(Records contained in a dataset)
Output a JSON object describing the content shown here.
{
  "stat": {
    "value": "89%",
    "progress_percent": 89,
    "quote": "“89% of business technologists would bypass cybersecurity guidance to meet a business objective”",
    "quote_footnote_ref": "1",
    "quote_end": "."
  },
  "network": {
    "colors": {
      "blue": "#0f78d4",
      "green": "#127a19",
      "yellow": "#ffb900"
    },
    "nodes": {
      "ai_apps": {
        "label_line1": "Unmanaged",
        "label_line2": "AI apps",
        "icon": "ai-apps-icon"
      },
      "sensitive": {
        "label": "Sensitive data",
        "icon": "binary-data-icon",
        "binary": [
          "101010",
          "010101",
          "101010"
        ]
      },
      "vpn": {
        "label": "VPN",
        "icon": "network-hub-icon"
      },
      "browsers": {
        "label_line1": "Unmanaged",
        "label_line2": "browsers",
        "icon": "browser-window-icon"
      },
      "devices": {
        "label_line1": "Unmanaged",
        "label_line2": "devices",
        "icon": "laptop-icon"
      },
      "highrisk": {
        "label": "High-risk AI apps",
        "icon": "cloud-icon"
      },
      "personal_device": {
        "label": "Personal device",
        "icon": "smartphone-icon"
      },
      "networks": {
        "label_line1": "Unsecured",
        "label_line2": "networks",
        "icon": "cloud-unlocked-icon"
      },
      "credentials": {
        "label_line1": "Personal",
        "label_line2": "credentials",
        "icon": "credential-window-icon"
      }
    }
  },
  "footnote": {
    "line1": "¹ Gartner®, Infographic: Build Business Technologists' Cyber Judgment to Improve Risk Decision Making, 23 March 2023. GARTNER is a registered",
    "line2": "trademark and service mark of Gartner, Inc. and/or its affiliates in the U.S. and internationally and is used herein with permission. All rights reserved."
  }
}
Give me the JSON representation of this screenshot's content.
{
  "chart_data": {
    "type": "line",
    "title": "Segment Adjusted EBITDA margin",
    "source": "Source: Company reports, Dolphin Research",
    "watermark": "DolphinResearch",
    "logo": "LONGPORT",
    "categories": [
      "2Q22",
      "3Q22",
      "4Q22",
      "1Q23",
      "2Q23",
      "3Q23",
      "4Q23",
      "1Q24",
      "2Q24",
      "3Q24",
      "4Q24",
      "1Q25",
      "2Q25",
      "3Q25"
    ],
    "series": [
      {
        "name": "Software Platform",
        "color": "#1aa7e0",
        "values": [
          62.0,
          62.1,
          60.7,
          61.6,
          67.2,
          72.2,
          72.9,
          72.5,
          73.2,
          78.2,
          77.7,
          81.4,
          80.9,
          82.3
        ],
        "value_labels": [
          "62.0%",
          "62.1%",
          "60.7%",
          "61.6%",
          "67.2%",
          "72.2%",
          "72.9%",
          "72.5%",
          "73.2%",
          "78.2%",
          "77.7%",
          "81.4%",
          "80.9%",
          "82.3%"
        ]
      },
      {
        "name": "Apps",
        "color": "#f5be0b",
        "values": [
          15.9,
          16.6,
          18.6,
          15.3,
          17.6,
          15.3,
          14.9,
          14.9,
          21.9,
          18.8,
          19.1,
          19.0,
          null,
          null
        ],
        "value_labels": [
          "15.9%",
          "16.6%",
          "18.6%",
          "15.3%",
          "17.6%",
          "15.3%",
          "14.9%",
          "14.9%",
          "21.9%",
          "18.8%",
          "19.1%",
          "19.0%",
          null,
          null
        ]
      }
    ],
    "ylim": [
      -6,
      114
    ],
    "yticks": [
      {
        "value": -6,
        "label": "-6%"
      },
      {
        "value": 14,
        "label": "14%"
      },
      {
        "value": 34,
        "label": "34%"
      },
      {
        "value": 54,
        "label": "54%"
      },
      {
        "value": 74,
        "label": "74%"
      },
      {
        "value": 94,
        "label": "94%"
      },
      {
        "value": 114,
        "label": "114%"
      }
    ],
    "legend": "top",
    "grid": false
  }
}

● What needs to be done
Scan the records above, count the lines with "cloud" in them, and give only the number.

● Task output
2